## Exercise aim
Copy all the material that follows, keeping every character the same.

## Listed entries
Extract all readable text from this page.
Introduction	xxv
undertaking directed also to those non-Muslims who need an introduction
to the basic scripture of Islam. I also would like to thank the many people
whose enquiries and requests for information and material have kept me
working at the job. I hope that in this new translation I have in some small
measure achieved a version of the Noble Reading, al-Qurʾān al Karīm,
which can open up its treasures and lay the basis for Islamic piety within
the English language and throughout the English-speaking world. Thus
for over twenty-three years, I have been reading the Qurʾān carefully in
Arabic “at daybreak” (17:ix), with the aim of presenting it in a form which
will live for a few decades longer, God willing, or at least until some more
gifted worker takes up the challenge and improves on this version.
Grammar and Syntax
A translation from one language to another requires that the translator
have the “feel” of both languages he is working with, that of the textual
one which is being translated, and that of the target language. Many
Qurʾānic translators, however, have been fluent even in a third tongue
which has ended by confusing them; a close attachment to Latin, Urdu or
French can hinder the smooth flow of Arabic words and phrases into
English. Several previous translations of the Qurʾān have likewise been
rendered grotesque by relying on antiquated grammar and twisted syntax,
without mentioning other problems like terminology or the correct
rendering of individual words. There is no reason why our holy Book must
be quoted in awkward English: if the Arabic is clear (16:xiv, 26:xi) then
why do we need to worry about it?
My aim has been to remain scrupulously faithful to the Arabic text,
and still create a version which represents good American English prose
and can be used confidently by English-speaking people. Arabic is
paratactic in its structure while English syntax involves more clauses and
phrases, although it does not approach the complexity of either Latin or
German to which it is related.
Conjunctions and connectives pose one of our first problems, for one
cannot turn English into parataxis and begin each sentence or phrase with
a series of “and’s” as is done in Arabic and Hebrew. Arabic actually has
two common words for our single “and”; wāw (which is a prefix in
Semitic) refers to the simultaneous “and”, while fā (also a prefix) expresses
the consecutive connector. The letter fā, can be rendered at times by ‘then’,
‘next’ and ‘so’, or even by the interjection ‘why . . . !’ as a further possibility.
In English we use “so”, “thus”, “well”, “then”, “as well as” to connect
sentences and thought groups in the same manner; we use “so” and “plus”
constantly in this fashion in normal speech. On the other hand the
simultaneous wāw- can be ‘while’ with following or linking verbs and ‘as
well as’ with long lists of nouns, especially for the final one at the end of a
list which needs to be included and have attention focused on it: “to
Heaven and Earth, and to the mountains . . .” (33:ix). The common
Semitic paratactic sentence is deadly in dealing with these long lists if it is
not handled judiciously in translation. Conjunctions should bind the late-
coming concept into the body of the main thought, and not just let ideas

## Result of this task
Extract all readable text from this page.
Introduction	xxv
undertaking directed also to those non-Muslims who need an introduction
to the basic scripture of Islam. I also would like to thank the many people
whose enquiries and requests for information and material have kept me
working at the job. I hope that in this new translation I have in some small
measure achieved a version of the Noble Reading, al-Qurʾān al Karīm,
which can open up its treasures and lay the basis for Islamic piety within
the English language and throughout the English-speaking world. Thus
for over twenty-three years, I have been reading the Qurʾān carefully in
Arabic “at daybreak” (17:ix), with the aim of presenting it in a form which
will live for a few decades longer, God willing, or at least until some more
gifted worker takes up the challenge and improves on this version.
Grammar and Syntax
A translation from one language to another requires that the translator
have the “feel” of both languages he is working with, that of the textual
one which is being translated, and that of the target language. Many
Qurʾānic translators, however, have been fluent even in a third tongue
which has ended by confusing them; a close attachment to Latin, Urdu or
French can hinder the smooth flow of Arabic words and phrases into
English. Several previous translations of the Qurʾān have likewise been
rendered grotesque by relying on antiquated grammar and twisted syntax,
without mentioning other problems like terminology or the correct
rendering of individual words. There is no reason why our holy Book must
be quoted in awkward English: if the Arabic is clear (16:xiv, 26:xi) then
why do we need to worry about it?
My aim has been to remain scrupulously faithful to the Arabic text,
and still create a version which represents good American English prose
and can be used confidently by English-speaking people. Arabic is
paratactic in its structure while English syntax involves more clauses and
phrases, although it does not approach the complexity of either Latin or
German to which it is related.
Conjunctions and connectives pose one of our first problems, for one
cannot turn English into parataxis and begin each sentence or phrase with
a series of “and’s” as is done in Arabic and Hebrew. Arabic actually has
two common words for our single “and”; wāw (which is a prefix in
Semitic) refers to the simultaneous “and”, while fā (also a prefix) expresses
the consecutive connector. The letter fā, can be rendered at times by ‘then’,
‘next’ and ‘so’, or even by the interjection ‘why . . . !’ as a further possibility.
In English we use “so”, “thus”, “well”, “then”, “as well as” to connect
sentences and thought groups in the same manner; we use “so” and “plus”
constantly in this fashion in normal speech. On the other hand the
simultaneous wāw- can be ‘while’ with following or linking verbs and ‘as
well as’ with long lists of nouns, especially for the final one at the end of a
list which needs to be included and have attention focused on it: “to
Heaven and Earth, and to the mountains . . .” (33:ix). The common
Semitic paratactic sentence is deadly in dealing with these long lists if it is
not handled judiciously in translation. Conjunctions should bind the late-
coming concept into the body of the main thought, and not just let ideas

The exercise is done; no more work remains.